WORK TO BE COMPLETED - Please repeat all of the listing exactly.

DATA TO PROCESS -
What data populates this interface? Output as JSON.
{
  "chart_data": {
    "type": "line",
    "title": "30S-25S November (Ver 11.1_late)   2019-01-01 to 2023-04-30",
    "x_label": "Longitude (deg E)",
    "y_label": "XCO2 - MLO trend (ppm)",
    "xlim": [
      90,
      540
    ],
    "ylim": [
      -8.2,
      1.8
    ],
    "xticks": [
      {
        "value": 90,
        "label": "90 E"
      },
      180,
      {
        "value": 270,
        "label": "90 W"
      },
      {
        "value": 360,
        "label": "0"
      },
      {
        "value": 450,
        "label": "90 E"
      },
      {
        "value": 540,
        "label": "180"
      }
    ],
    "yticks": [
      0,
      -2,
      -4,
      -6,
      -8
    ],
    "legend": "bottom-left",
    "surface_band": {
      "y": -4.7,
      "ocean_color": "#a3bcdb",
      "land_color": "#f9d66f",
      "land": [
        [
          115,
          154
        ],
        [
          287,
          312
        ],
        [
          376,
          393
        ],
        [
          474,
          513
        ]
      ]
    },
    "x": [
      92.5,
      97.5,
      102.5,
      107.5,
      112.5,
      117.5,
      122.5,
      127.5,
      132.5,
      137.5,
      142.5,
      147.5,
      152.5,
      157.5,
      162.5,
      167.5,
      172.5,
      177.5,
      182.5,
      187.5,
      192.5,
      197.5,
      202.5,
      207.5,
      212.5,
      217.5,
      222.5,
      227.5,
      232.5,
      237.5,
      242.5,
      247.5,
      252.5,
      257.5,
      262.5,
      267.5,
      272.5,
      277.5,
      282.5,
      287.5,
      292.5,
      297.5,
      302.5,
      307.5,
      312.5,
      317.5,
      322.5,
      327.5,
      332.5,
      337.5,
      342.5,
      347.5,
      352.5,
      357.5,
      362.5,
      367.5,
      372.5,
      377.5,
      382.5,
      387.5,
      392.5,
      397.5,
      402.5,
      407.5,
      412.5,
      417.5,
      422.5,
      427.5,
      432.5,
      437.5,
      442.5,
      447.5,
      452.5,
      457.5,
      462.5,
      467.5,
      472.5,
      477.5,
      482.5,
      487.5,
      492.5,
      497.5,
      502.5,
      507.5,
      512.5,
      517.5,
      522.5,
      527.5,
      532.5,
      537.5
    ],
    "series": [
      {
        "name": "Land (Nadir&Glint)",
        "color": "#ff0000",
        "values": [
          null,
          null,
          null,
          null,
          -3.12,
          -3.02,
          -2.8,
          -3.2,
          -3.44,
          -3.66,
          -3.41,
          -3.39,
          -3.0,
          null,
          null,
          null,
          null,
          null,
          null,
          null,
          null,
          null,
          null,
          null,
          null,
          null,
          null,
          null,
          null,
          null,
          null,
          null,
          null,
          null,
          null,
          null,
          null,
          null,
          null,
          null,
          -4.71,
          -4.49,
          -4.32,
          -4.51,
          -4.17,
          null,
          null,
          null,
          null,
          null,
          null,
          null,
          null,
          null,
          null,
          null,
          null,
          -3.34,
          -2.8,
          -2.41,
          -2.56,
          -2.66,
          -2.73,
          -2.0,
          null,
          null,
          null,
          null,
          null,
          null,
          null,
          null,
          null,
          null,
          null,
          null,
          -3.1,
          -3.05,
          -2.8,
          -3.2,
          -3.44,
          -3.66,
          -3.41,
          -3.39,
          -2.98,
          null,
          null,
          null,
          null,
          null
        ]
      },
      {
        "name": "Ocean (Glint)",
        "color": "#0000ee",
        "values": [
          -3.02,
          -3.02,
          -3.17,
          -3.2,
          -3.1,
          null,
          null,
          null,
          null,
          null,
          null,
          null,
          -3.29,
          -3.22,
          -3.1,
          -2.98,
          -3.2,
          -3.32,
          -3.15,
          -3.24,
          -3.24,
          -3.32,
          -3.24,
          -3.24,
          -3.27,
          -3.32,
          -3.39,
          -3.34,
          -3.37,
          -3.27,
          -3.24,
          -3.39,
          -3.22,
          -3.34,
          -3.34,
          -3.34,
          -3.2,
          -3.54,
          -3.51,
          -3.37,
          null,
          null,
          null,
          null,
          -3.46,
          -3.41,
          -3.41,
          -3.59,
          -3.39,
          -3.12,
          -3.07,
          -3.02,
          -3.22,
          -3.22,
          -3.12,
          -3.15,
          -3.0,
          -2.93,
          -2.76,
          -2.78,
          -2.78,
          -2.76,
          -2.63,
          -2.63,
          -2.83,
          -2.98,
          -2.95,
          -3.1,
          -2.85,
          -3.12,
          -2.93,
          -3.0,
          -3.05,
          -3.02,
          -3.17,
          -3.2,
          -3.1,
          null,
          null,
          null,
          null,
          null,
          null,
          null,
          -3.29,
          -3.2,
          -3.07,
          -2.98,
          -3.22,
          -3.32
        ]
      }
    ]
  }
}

RESPONSE TO THIS EXERCISE -
What data populates this interface? Output as JSON.
{
  "chart_data": {
    "type": "line",
    "title": "30S-25S November (Ver 11.1_late)   2019-01-01 to 2023-04-30",
    "x_label": "Longitude (deg E)",
    "y_label": "XCO2 - MLO trend (ppm)",
    "xlim": [
      90,
      540
    ],
    "ylim": [
      -8.2,
      1.8
    ],
    "xticks": [
      {
        "value": 90,
        "label": "90 E"
      },
      180,
      {
        "value": 270,
        "label": "90 W"
      },
      {
        "value": 360,
        "label": "0"
      },
      {
        "value": 450,
        "label": "90 E"
      },
      {
        "value": 540,
        "label": "180"
      }
    ],
    "yticks": [
      0,
      -2,
      -4,
      -6,
      -8
    ],
    "legend": "bottom-left",
    "surface_band": {
      "y": -4.7,
      "ocean_color": "#a3bcdb",
      "land_color": "#f9d66f",
      "land": [
        [
          115,
          154
        ],
        [
          287,
          312
        ],
        [
          376,
          393
        ],
        [
          474,
          513
        ]
      ]
    },
    "x": [
      92.5,
      97.5,
      102.5,
      107.5,
      112.5,
      117.5,
      122.5,
      127.5,
      132.5,
      137.5,
      142.5,
      147.5,
      152.5,
      157.5,
      162.5,
      167.5,
      172.5,
      177.5,
      182.5,
      187.5,
      192.5,
      197.5,
      202.5,
      207.5,
      212.5,
      217.5,
      222.5,
      227.5,
      232.5,
      237.5,
      242.5,
      247.5,
      252.5,
      257.5,
      262.5,
      267.5,
      272.5,
      277.5,
      282.5,
      287.5,
      292.5,
      297.5,
      302.5,
      307.5,
      312.5,
      317.5,
      322.5,
      327.5,
      332.5,
      337.5,
      342.5,
      347.5,
      352.5,
      357.5,
      362.5,
      367.5,
      372.5,
      377.5,
      382.5,
      387.5,
      392.5,
      397.5,
      402.5,
      407.5,
      412.5,
      417.5,
      422.5,
      427.5,
      432.5,
      437.5,
      442.5,
      447.5,
      452.5,
      457.5,
      462.5,
      467.5,
      472.5,
      477.5,
      482.5,
      487.5,
      492.5,
      497.5,
      502.5,
      507.5,
      512.5,
      517.5,
      522.5,
      527.5,
      532.5,
      537.5
    ],
    "series": [
      {
        "name": "Land (Nadir&Glint)",
        "color": "#ff0000",
        "values": [
          null,
          null,
          null,
          null,
          -3.12,
          -3.02,
          -2.8,
          -3.2,
          -3.44,
          -3.66,
          -3.41,
          -3.39,
          -3.0,
          null,
          null,
          null,
          null,
          null,
          null,
          null,
          null,
          null,
          null,
          null,
          null,
          null,
          null,
          null,
          null,
          null,
          null,
          null,
          null,
          null,
          null,
          null,
          null,
          null,
          null,
          null,
          -4.71,
          -4.49,
          -4.32,
          -4.51,
          -4.17,
          null,
          null,
          null,
          null,
          null,
          null,
          null,
          null,
          null,
          null,
          null,
          null,
          -3.34,
          -2.8,
          -2.41,
          -2.56,
          -2.66,
          -2.73,
          -2.0,
          null,
          null,
          null,
          null,
          null,
          null,
          null,
          null,
          null,
          null,
          null,
          null,
          -3.1,
          -3.05,
          -2.8,
          -3.2,
          -3.44,
          -3.66,
          -3.41,
          -3.39,
          -2.98,
          null,
          null,
          null,
          null,
          null
        ]
      },
      {
        "name": "Ocean (Glint)",
        "color": "#0000ee",
        "values": [
          -3.02,
          -3.02,
          -3.17,
          -3.2,
          -3.1,
          null,
          null,
          null,
          null,
          null,
          null,
          null,
          -3.29,
          -3.22,
          -3.1,
          -2.98,
          -3.2,
          -3.32,
          -3.15,
          -3.24,
          -3.24,
          -3.32,
          -3.24,
          -3.24,
          -3.27,
          -3.32,
          -3.39,
          -3.34,
          -3.37,
          -3.27,
          -3.24,
          -3.39,
          -3.22,
          -3.34,
          -3.34,
          -3.34,
          -3.2,
          -3.54,
          -3.51,
          -3.37,
          null,
          null,
          null,
          null,
          -3.46,
          -3.41,
          -3.41,
          -3.59,
          -3.39,
          -3.12,
          -3.07,
          -3.02,
          -3.22,
          -3.22,
          -3.12,
          -3.15,
          -3.0,
          -2.93,
          -2.76,
          -2.78,
          -2.78,
          -2.76,
          -2.63,
          -2.63,
          -2.83,
          -2.98,
          -2.95,
          -3.1,
          -2.85,
          -3.12,
          -2.93,
          -3.0,
          -3.05,
          -3.02,
          -3.17,
          -3.2,
          -3.1,
          null,
          null,
          null,
          null,
          null,
          null,
          null,
          -3.29,
          -3.2,
          -3.07,
          -2.98,
          -3.22,
          -3.32
        ]
      }
    ]
  }
}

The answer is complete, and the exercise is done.